=== SELECTED EXCERPT ===

The next step is to discover your servers and collect an inventory. While your environment is probably different from other networks for some reason or another, it should be fairly easy to scan your environment.
There are three ways to discover servers on your network:
- You can query Active Directory, using DNS, for a list of endpoints
- You can scan a specific subnet using IP Address ranges
- You can use a list of specific machine names in a text file
I use a fairly generic method of scanning all instances in a specific IP Address range. This method works well for me because I know the range of IP Addresses used for my SQL Server instances. If you have several different ranges or other network configuration issues that make this difficult to use, one of the other techniques listed should work in your environment (you may need to scroll the PowerShell code example to see the entire text).
./Get-SqlServerInventoryToclixml.ps1 -Subnet 10.10.10.0/24 -LoggingPreference Verbose
This script is an easy to understand example. It looks for all instances in the 10.10.10.0 – 10.10.10.255 range of IP Addresses looking for systems that respond to a ping. Then it attempts a WMI query on those systems that responded to the original ping, looking for instances with SQL Server. If both of those steps complete successfully, it begins collecting very detailed information about the Windows instance, as well as the SQL Server instance, on that device.

=== LISTED RECORDS ===

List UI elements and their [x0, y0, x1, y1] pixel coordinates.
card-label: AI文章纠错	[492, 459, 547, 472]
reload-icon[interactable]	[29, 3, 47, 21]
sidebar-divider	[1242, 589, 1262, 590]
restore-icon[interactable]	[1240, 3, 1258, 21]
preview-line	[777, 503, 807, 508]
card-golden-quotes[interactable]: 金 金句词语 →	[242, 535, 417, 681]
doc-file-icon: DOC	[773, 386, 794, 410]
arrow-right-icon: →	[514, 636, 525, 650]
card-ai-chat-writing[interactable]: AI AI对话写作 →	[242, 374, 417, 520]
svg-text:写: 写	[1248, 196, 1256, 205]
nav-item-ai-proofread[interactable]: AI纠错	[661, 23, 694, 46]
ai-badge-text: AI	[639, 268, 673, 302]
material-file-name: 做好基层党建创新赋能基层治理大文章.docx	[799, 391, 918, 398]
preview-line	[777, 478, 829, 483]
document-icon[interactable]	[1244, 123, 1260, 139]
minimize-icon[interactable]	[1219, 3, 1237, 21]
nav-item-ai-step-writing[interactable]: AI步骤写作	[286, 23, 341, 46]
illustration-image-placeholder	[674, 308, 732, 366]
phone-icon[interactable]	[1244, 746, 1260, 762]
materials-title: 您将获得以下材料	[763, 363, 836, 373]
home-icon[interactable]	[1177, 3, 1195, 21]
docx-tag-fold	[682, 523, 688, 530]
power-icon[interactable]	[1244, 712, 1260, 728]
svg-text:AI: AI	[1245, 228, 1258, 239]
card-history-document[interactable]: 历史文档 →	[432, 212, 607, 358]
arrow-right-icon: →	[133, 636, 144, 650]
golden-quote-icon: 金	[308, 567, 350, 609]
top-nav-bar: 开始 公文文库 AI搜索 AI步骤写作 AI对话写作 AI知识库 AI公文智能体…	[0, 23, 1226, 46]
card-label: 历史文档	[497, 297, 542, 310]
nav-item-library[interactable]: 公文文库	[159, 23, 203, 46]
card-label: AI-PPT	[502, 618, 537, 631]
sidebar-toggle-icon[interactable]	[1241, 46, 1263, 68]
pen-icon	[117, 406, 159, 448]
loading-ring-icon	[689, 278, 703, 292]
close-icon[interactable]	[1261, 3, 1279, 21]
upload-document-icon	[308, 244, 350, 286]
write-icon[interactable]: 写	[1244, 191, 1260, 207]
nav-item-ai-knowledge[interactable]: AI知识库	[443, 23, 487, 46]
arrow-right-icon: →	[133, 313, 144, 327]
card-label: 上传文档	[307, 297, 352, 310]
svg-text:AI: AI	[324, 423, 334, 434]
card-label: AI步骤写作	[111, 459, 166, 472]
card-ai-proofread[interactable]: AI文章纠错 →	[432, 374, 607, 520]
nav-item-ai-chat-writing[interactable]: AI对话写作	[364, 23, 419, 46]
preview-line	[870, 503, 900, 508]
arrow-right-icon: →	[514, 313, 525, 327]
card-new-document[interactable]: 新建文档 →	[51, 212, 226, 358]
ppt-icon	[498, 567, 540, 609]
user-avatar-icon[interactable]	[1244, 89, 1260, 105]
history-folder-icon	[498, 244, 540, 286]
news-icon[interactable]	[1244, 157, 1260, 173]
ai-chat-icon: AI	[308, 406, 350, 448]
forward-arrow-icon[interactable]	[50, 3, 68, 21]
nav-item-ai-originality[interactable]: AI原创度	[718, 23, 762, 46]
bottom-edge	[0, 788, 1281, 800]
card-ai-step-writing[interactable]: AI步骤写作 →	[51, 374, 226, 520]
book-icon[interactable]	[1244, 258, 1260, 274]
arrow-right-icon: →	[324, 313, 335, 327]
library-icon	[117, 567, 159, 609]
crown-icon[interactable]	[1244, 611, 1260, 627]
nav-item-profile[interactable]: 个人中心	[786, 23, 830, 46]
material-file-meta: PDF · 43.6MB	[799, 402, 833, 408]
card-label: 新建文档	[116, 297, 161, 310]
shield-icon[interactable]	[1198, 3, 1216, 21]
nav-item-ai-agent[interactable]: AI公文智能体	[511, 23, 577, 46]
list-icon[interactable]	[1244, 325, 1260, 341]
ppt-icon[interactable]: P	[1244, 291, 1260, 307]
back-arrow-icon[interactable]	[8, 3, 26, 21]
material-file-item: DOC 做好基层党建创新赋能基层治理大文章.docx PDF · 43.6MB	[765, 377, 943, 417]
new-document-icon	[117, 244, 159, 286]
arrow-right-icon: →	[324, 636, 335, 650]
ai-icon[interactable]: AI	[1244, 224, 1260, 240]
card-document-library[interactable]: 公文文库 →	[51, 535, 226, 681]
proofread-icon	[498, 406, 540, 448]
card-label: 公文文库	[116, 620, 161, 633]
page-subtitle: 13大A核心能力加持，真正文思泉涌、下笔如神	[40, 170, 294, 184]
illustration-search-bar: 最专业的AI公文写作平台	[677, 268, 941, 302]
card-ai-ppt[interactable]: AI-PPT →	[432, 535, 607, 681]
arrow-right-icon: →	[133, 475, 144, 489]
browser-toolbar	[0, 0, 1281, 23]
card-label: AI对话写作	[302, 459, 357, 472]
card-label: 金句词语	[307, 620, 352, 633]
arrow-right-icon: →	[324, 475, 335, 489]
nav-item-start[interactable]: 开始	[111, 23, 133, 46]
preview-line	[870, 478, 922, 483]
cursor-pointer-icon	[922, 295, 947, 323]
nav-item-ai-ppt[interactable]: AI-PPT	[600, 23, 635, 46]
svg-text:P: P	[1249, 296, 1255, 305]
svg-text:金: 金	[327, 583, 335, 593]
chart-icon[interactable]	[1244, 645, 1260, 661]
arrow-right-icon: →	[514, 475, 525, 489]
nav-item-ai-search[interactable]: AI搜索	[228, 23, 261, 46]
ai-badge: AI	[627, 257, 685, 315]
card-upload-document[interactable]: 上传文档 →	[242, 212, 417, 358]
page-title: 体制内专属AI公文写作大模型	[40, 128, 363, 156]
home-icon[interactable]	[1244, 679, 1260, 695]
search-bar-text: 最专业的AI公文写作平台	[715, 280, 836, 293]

===

_TRY IT_
Answer these questions using the server discovery excerpt:
1. How many ways to discover servers on a network does it list?
2. Which discovery method does the writer use?
3. Which query does the script attempt on systems that responded to the original ping?
The records are separate material and are unrelated to the server discovery excerpt.

_REPLY TO THE TASK_
1. Three.
2. Scanning all instances in a specific IP Address range.
3. A WMI query.